• _Provided material_:
====

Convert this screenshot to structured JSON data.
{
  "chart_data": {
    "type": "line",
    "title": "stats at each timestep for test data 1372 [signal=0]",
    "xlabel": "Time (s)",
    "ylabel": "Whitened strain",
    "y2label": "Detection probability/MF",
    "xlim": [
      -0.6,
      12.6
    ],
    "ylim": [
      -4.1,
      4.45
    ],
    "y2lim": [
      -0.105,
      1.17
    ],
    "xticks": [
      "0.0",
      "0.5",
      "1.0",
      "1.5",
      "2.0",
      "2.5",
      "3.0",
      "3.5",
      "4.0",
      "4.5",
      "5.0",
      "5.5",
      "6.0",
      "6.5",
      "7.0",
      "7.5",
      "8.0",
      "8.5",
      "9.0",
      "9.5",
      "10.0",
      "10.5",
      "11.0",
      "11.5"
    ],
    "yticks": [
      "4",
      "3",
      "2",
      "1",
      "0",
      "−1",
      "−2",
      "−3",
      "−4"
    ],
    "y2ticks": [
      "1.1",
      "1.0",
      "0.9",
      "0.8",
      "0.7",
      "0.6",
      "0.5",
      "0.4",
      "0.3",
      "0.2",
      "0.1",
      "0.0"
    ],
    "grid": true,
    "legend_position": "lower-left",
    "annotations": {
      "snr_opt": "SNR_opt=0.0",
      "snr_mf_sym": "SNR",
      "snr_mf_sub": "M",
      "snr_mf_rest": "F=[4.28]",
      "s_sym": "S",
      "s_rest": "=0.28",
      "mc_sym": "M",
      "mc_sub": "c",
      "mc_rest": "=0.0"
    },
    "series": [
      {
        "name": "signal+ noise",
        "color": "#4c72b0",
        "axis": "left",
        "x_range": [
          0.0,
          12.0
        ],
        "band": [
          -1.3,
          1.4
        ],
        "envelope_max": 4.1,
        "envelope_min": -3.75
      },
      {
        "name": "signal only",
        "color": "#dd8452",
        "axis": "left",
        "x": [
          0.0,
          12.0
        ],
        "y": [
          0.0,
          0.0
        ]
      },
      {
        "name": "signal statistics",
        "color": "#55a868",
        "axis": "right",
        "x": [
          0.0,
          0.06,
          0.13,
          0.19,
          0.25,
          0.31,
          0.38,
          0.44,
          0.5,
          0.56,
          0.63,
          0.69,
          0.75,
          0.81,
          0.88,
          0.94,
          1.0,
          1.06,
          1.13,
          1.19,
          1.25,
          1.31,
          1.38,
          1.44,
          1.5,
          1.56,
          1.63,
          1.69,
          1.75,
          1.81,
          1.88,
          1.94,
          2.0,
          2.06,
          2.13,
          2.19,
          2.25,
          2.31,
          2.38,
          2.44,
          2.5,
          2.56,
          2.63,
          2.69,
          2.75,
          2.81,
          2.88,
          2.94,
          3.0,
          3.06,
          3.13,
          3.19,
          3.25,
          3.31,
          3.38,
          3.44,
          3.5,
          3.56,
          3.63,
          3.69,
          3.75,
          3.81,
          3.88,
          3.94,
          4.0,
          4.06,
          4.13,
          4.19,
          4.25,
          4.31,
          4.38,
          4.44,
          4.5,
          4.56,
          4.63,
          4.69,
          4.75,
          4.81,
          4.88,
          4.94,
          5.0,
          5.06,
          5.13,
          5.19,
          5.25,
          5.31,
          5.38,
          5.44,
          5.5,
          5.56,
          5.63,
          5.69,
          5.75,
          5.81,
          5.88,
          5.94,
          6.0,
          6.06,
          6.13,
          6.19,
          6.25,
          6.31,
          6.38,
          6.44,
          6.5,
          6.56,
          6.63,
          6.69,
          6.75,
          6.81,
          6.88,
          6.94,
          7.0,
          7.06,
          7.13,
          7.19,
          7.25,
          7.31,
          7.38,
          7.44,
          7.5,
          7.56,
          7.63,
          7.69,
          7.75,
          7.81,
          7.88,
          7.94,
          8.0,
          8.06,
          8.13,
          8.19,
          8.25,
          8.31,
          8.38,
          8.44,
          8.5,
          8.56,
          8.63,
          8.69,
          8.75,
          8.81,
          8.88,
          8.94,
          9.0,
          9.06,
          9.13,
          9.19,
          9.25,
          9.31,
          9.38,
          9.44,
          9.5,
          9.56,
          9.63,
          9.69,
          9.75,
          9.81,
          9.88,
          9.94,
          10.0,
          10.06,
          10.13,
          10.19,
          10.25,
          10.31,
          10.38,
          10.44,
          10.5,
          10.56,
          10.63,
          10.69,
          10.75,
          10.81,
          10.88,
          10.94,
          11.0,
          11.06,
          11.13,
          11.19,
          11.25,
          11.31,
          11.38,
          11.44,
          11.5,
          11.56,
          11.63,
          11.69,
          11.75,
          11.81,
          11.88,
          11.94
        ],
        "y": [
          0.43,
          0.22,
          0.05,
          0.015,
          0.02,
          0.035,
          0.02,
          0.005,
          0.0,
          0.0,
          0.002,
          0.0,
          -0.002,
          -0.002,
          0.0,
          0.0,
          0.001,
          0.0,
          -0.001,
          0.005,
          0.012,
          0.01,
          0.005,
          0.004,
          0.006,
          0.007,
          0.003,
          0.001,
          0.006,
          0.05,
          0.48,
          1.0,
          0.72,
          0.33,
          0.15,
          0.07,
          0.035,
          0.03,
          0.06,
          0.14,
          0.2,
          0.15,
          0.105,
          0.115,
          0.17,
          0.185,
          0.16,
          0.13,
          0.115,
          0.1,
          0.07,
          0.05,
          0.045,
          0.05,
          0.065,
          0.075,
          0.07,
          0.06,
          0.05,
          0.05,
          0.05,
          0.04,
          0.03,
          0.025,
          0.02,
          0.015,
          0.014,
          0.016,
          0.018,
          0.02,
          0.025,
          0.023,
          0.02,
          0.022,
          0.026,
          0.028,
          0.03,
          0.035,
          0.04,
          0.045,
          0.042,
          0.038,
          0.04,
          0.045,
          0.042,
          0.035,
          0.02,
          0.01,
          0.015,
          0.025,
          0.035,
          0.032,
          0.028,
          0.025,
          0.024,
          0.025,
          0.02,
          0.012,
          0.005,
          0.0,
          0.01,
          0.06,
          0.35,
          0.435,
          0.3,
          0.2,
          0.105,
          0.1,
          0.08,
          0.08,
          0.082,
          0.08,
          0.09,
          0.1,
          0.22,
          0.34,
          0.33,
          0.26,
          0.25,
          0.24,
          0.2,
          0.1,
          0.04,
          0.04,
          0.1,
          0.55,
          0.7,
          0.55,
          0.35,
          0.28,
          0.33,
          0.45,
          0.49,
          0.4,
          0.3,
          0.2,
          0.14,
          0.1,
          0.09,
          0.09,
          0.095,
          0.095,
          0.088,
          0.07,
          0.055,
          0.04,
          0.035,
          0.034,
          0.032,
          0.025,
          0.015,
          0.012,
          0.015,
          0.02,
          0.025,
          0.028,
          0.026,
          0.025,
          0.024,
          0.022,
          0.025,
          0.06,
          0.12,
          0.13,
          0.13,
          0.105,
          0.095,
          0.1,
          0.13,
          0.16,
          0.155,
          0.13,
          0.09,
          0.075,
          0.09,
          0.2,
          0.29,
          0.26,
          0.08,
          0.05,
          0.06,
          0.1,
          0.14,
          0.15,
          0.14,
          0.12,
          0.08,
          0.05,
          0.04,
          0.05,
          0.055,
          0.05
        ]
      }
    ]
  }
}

====

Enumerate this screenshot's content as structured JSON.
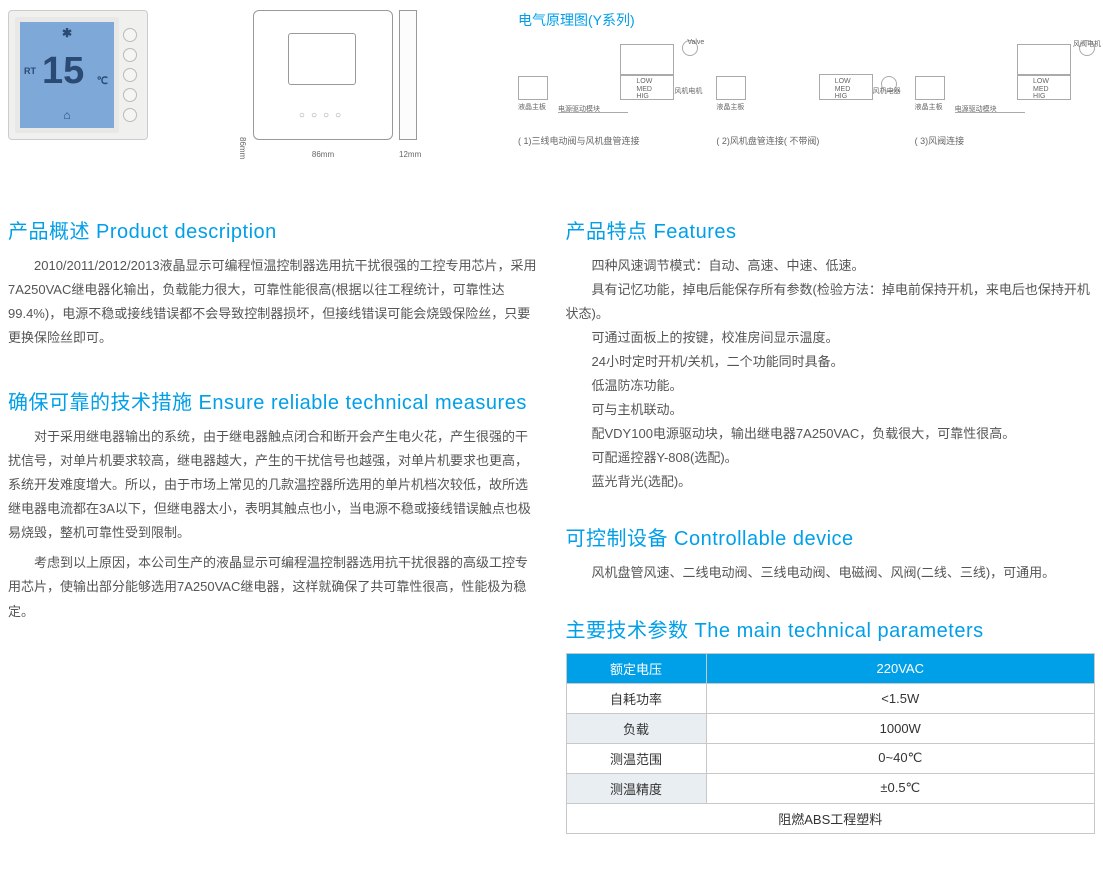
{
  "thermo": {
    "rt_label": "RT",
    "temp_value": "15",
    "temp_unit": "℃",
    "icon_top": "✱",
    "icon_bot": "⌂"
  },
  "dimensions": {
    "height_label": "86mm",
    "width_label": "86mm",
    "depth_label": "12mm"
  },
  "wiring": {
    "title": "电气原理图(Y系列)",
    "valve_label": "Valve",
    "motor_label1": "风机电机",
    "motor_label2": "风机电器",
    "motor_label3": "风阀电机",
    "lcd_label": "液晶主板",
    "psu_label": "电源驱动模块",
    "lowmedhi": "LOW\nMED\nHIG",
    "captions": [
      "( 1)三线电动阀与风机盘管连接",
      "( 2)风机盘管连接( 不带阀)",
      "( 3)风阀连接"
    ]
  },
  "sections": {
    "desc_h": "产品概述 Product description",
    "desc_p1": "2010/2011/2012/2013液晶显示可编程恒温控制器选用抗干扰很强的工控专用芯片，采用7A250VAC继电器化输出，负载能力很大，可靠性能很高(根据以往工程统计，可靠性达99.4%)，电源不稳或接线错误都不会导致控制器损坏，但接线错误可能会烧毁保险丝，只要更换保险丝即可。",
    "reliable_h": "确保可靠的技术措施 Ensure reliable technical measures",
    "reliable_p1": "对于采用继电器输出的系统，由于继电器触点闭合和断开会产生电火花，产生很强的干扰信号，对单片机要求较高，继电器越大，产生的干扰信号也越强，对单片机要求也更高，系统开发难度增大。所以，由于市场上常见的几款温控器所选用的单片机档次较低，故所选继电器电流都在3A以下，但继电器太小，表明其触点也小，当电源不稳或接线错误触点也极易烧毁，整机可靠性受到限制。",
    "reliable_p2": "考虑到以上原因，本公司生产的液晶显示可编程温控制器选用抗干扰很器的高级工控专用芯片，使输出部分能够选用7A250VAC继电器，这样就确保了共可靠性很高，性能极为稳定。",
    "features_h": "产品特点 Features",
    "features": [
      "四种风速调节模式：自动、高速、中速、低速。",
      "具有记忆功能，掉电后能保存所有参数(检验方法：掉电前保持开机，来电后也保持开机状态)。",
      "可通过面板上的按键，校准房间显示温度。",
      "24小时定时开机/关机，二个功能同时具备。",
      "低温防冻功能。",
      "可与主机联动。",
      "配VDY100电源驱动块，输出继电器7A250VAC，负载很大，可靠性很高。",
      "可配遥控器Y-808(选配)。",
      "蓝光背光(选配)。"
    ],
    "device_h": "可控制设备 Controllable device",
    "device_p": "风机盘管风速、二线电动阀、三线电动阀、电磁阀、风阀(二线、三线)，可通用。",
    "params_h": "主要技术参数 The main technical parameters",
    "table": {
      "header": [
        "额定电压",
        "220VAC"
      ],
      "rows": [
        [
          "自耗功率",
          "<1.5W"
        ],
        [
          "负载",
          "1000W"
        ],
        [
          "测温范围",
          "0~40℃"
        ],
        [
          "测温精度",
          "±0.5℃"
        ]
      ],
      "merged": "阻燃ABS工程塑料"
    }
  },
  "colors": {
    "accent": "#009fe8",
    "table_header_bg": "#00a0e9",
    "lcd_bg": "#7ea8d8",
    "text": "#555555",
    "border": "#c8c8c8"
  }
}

====

• _Instructions to follow_: Work through the records line by line and tally those with the word "name". Report only the total.

• _Worked solution_: 3